**WHAT NEEDS TO BE DONE:** Please give the entries below again exactly, omitting every picture.

**RECORDS FOR THE EXERCISE:**
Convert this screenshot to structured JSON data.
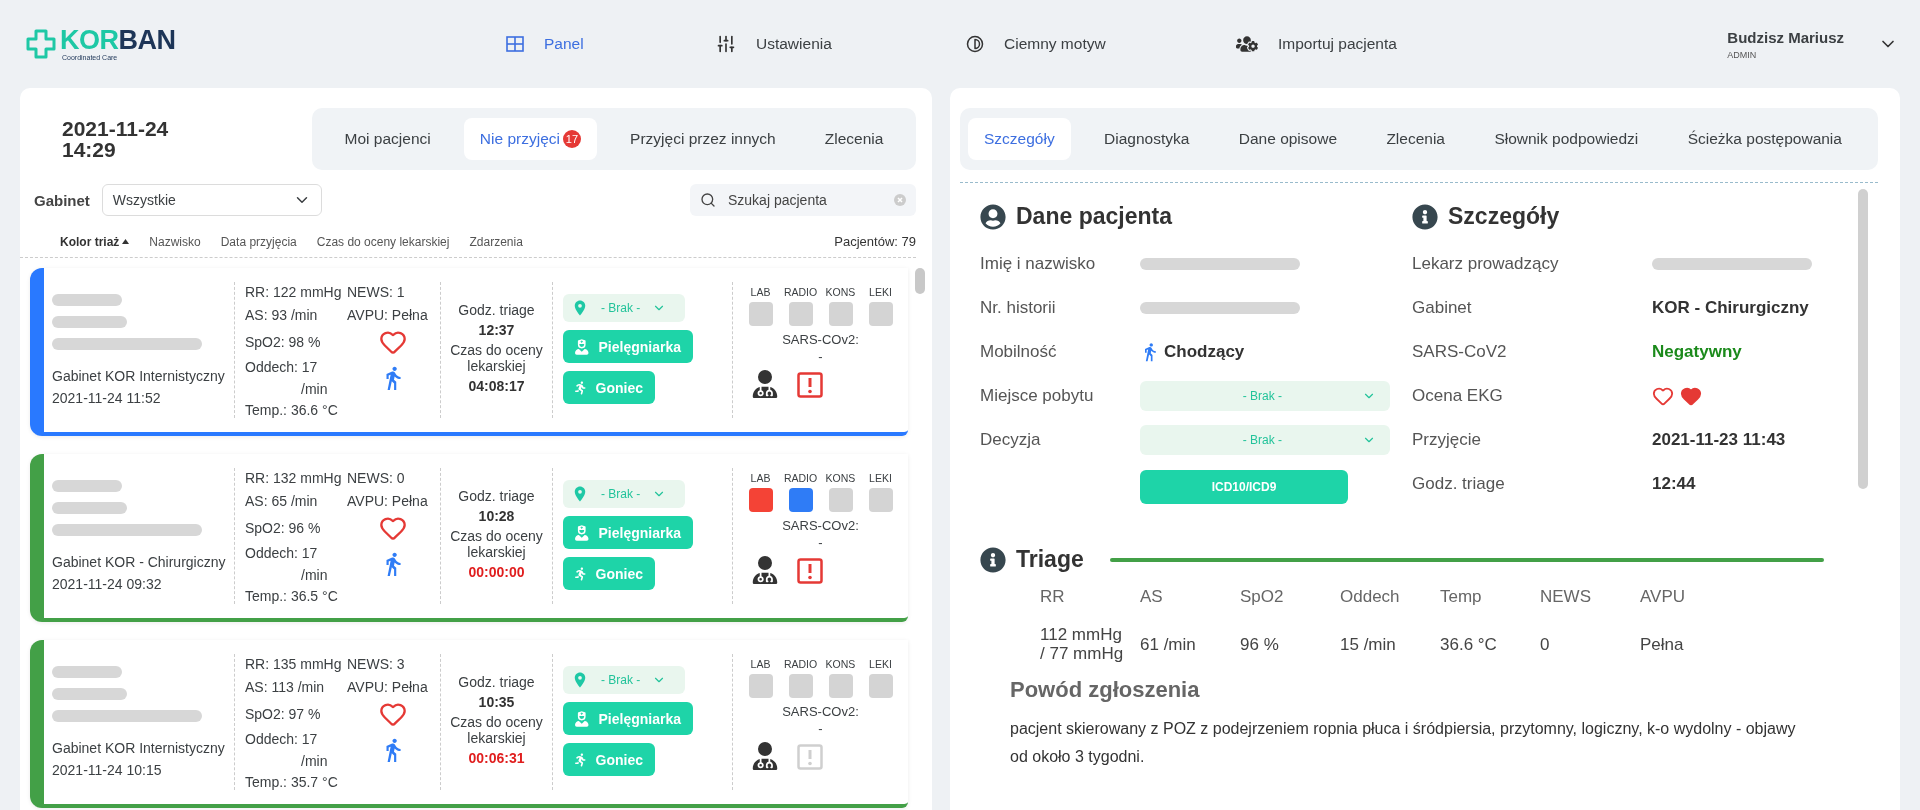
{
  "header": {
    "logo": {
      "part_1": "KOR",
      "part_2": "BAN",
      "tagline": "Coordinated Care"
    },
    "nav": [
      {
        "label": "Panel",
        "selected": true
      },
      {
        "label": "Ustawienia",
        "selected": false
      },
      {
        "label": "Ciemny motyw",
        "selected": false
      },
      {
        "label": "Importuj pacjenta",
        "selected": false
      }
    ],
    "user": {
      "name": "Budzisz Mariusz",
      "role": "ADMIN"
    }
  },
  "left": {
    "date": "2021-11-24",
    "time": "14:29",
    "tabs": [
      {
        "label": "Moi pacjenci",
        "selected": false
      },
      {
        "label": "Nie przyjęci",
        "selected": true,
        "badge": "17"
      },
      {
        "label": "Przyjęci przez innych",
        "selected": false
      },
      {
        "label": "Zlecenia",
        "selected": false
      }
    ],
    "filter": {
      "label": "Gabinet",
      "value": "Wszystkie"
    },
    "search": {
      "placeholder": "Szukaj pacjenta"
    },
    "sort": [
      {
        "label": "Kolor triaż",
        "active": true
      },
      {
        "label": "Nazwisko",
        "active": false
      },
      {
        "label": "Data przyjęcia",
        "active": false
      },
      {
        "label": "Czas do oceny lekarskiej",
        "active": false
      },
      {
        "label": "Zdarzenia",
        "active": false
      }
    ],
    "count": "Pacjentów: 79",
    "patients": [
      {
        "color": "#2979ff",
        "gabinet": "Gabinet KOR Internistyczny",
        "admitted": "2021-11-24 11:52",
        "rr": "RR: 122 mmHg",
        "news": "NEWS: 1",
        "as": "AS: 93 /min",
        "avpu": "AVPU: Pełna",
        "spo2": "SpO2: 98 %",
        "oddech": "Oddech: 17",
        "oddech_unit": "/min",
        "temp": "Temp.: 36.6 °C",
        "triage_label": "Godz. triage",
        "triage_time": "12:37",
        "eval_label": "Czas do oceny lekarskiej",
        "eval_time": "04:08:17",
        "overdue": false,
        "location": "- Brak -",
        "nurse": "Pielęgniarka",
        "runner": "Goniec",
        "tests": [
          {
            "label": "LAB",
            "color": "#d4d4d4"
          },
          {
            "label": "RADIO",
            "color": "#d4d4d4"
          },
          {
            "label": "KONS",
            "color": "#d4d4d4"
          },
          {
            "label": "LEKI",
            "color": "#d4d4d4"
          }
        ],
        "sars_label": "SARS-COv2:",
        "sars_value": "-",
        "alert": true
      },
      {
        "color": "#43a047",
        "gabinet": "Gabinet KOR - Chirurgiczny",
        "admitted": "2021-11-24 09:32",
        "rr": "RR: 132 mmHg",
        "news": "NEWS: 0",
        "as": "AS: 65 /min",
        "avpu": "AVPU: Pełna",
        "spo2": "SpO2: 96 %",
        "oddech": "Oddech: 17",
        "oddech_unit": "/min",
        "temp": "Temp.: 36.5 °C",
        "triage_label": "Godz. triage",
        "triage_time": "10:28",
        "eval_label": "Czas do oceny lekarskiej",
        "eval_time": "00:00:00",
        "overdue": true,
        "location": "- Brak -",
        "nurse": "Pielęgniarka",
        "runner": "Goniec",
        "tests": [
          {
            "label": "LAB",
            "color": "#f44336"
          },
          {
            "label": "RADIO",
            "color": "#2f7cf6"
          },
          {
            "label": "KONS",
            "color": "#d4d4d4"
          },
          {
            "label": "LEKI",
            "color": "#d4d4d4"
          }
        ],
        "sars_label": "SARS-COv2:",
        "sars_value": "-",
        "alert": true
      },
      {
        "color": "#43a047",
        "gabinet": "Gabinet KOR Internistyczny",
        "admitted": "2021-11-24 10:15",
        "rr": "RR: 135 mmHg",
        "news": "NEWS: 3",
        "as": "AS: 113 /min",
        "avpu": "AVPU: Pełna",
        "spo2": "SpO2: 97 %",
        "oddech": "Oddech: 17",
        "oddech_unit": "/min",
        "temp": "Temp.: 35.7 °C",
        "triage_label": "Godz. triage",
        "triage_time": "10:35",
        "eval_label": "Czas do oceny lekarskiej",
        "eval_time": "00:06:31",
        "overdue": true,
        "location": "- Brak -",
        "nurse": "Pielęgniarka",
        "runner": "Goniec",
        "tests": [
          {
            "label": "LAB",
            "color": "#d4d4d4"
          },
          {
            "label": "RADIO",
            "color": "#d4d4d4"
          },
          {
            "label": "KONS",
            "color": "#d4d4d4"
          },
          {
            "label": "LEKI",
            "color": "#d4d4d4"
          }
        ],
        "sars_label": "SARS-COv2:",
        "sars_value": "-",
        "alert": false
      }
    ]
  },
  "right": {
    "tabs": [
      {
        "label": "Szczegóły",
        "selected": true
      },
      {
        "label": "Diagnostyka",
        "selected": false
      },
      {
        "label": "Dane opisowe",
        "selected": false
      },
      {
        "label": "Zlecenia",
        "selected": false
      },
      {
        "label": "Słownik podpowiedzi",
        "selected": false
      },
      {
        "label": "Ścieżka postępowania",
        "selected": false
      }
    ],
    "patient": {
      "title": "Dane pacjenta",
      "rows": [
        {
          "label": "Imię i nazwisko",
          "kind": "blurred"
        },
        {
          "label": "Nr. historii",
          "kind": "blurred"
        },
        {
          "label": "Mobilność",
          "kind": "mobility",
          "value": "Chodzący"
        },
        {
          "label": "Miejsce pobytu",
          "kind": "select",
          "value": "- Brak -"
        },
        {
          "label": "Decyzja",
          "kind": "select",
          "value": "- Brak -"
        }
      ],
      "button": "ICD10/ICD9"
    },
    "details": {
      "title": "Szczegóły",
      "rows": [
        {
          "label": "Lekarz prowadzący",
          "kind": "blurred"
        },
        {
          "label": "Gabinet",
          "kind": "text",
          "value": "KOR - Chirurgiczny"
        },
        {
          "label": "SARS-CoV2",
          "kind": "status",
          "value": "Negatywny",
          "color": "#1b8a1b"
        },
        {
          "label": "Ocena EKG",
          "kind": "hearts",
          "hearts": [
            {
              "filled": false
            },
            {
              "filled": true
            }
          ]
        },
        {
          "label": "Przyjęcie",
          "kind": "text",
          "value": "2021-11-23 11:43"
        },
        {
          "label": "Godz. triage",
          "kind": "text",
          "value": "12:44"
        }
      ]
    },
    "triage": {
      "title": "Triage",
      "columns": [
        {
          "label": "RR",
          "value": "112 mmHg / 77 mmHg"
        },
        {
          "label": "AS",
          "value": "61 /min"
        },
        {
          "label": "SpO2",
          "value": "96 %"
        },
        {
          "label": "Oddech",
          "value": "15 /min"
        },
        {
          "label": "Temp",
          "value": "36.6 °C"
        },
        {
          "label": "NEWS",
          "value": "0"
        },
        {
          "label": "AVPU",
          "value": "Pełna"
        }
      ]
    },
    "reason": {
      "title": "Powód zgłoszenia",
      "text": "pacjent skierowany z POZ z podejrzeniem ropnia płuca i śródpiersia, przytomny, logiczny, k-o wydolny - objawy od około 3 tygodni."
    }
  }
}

**RESPONSE AREA:**
Convert this screenshot to structured JSON data.
{
  "header": {
    "logo": {
      "part_1": "KOR",
      "part_2": "BAN",
      "tagline": "Coordinated Care"
    },
    "nav": [
      {
        "label": "Panel",
        "selected": true
      },
      {
        "label": "Ustawienia",
        "selected": false
      },
      {
        "label": "Ciemny motyw",
        "selected": false
      },
      {
        "label": "Importuj pacjenta",
        "selected": false
      }
    ],
    "user": {
      "name": "Budzisz Mariusz",
      "role": "ADMIN"
    }
  },
  "left": {
    "date": "2021-11-24",
    "time": "14:29",
    "tabs": [
      {
        "label": "Moi pacjenci",
        "selected": false
      },
      {
        "label": "Nie przyjęci",
        "selected": true,
        "badge": "17"
      },
      {
        "label": "Przyjęci przez innych",
        "selected": false
      },
      {
        "label": "Zlecenia",
        "selected": false
      }
    ],
    "filter": {
      "label": "Gabinet",
      "value": "Wszystkie"
    },
    "search": {
      "placeholder": "Szukaj pacjenta"
    },
    "sort": [
      {
        "label": "Kolor triaż",
        "active": true
      },
      {
        "label": "Nazwisko",
        "active": false
      },
      {
        "label": "Data przyjęcia",
        "active": false
      },
      {
        "label": "Czas do oceny lekarskiej",
        "active": false
      },
      {
        "label": "Zdarzenia",
        "active": false
      }
    ],
    "count": "Pacjentów: 79",
    "patients": [
      {
        "color": "#2979ff",
        "gabinet": "Gabinet KOR Internistyczny",
        "admitted": "2021-11-24 11:52",
        "rr": "RR: 122 mmHg",
        "news": "NEWS: 1",
        "as": "AS: 93 /min",
        "avpu": "AVPU: Pełna",
        "spo2": "SpO2: 98 %",
        "oddech": "Oddech: 17",
        "oddech_unit": "/min",
        "temp": "Temp.: 36.6 °C",
        "triage_label": "Godz. triage",
        "triage_time": "12:37",
        "eval_label": "Czas do oceny lekarskiej",
        "eval_time": "04:08:17",
        "overdue": false,
        "location": "- Brak -",
        "nurse": "Pielęgniarka",
        "runner": "Goniec",
        "tests": [
          {
            "label": "LAB",
            "color": "#d4d4d4"
          },
          {
            "label": "RADIO",
            "color": "#d4d4d4"
          },
          {
            "label": "KONS",
            "color": "#d4d4d4"
          },
          {
            "label": "LEKI",
            "color": "#d4d4d4"
          }
        ],
        "sars_label": "SARS-COv2:",
        "sars_value": "-",
        "alert": true
      },
      {
        "color": "#43a047",
        "gabinet": "Gabinet KOR - Chirurgiczny",
        "admitted": "2021-11-24 09:32",
        "rr": "RR: 132 mmHg",
        "news": "NEWS: 0",
        "as": "AS: 65 /min",
        "avpu": "AVPU: Pełna",
        "spo2": "SpO2: 96 %",
        "oddech": "Oddech: 17",
        "oddech_unit": "/min",
        "temp": "Temp.: 36.5 °C",
        "triage_label": "Godz. triage",
        "triage_time": "10:28",
        "eval_label": "Czas do oceny lekarskiej",
        "eval_time": "00:00:00",
        "overdue": true,
        "location": "- Brak -",
        "nurse": "Pielęgniarka",
        "runner": "Goniec",
        "tests": [
          {
            "label": "LAB",
            "color": "#f44336"
          },
          {
            "label": "RADIO",
            "color": "#2f7cf6"
          },
          {
            "label": "KONS",
            "color": "#d4d4d4"
          },
          {
            "label": "LEKI",
            "color": "#d4d4d4"
          }
        ],
        "sars_label": "SARS-COv2:",
        "sars_value": "-",
        "alert": true
      },
      {
        "color": "#43a047",
        "gabinet": "Gabinet KOR Internistyczny",
        "admitted": "2021-11-24 10:15",
        "rr": "RR: 135 mmHg",
        "news": "NEWS: 3",
        "as": "AS: 113 /min",
        "avpu": "AVPU: Pełna",
        "spo2": "SpO2: 97 %",
        "oddech": "Oddech: 17",
        "oddech_unit": "/min",
        "temp": "Temp.: 35.7 °C",
        "triage_label": "Godz. triage",
        "triage_time": "10:35",
        "eval_label": "Czas do oceny lekarskiej",
        "eval_time": "00:06:31",
        "overdue": true,
        "location": "- Brak -",
        "nurse": "Pielęgniarka",
        "runner": "Goniec",
        "tests": [
          {
            "label": "LAB",
            "color": "#d4d4d4"
          },
          {
            "label": "RADIO",
            "color": "#d4d4d4"
          },
          {
            "label": "KONS",
            "color": "#d4d4d4"
          },
          {
            "label": "LEKI",
            "color": "#d4d4d4"
          }
        ],
        "sars_label": "SARS-COv2:",
        "sars_value": "-",
        "alert": false
      }
    ]
  },
  "right": {
    "tabs": [
      {
        "label": "Szczegóły",
        "selected": true
      },
      {
        "label": "Diagnostyka",
        "selected": false
      },
      {
        "label": "Dane opisowe",
        "selected": false
      },
      {
        "label": "Zlecenia",
        "selected": false
      },
      {
        "label": "Słownik podpowiedzi",
        "selected": false
      },
      {
        "label": "Ścieżka postępowania",
        "selected": false
      }
    ],
    "patient": {
      "title": "Dane pacjenta",
      "rows": [
        {
          "label": "Imię i nazwisko",
          "kind": "blurred"
        },
        {
          "label": "Nr. historii",
          "kind": "blurred"
        },
        {
          "label": "Mobilność",
          "kind": "mobility",
          "value": "Chodzący"
        },
        {
          "label": "Miejsce pobytu",
          "kind": "select",
          "value": "- Brak -"
        },
        {
          "label": "Decyzja",
          "kind": "select",
          "value": "- Brak -"
        }
      ],
      "button": "ICD10/ICD9"
    },
    "details": {
      "title": "Szczegóły",
      "rows": [
        {
          "label": "Lekarz prowadzący",
          "kind": "blurred"
        },
        {
          "label": "Gabinet",
          "kind": "text",
          "value": "KOR - Chirurgiczny"
        },
        {
          "label": "SARS-CoV2",
          "kind": "status",
          "value": "Negatywny",
          "color": "#1b8a1b"
        },
        {
          "label": "Ocena EKG",
          "kind": "hearts",
          "hearts": [
            {
              "filled": false
            },
            {
              "filled": true
            }
          ]
        },
        {
          "label": "Przyjęcie",
          "kind": "text",
          "value": "2021-11-23 11:43"
        },
        {
          "label": "Godz. triage",
          "kind": "text",
          "value": "12:44"
        }
      ]
    },
    "triage": {
      "title": "Triage",
      "columns": [
        {
          "label": "RR",
          "value": "112 mmHg / 77 mmHg"
        },
        {
          "label": "AS",
          "value": "61 /min"
        },
        {
          "label": "SpO2",
          "value": "96 %"
        },
        {
          "label": "Oddech",
          "value": "15 /min"
        },
        {
          "label": "Temp",
          "value": "36.6 °C"
        },
        {
          "label": "NEWS",
          "value": "0"
        },
        {
          "label": "AVPU",
          "value": "Pełna"
        }
      ]
    },
    "reason": {
      "title": "Powód zgłoszenia",
      "text": "pacjent skierowany z POZ z podejrzeniem ropnia płuca i śródpiersia, przytomny, logiczny, k-o wydolny - objawy od około 3 tygodni."
    }
  }
}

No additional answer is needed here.